DIRECTIONS.
From the records below, give the number of lines that contain the string "在你看不见的地方", without any other text.

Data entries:
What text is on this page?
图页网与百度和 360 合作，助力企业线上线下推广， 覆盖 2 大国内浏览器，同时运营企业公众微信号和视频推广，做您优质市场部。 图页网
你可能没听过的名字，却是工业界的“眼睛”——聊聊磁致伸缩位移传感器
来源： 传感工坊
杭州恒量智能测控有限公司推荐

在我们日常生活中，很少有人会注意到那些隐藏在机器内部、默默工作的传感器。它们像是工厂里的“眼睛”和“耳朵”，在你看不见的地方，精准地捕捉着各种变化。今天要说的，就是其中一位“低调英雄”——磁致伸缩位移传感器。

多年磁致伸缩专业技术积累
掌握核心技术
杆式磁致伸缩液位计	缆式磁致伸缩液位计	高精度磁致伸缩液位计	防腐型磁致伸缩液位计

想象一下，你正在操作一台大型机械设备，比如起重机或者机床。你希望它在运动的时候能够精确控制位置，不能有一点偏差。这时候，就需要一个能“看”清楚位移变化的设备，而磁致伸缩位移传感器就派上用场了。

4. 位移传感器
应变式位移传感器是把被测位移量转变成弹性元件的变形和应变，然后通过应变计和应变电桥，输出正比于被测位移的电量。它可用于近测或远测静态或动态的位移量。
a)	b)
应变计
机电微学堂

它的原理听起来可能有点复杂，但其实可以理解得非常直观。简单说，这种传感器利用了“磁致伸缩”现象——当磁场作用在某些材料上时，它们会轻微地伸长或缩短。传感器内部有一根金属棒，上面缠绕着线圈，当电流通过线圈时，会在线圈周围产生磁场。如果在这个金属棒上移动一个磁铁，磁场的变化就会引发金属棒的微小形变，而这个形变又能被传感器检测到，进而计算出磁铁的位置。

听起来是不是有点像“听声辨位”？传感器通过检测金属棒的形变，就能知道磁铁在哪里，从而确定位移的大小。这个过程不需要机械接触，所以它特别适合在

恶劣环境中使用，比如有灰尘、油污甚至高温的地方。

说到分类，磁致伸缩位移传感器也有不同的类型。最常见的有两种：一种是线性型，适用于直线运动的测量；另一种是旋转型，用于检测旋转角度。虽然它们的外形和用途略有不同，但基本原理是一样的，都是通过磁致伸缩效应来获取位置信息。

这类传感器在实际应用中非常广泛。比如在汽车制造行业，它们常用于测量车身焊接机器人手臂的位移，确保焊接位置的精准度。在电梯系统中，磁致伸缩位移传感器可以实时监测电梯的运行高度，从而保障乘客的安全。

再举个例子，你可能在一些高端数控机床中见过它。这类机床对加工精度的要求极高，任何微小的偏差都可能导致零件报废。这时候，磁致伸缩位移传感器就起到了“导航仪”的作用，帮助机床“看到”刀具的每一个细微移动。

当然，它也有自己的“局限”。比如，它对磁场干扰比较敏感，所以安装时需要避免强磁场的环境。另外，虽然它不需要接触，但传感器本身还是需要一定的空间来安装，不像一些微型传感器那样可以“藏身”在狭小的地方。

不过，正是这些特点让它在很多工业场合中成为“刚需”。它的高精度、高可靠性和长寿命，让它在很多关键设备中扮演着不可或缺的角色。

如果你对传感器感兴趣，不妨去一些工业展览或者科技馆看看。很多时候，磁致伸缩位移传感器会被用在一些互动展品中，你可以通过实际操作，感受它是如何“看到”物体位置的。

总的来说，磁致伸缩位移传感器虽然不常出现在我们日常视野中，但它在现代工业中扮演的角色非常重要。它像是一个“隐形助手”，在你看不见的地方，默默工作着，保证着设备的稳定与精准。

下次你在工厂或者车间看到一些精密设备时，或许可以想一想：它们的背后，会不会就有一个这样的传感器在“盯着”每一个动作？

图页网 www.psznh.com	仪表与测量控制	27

SOLUTION TO THE EXERCISE.
2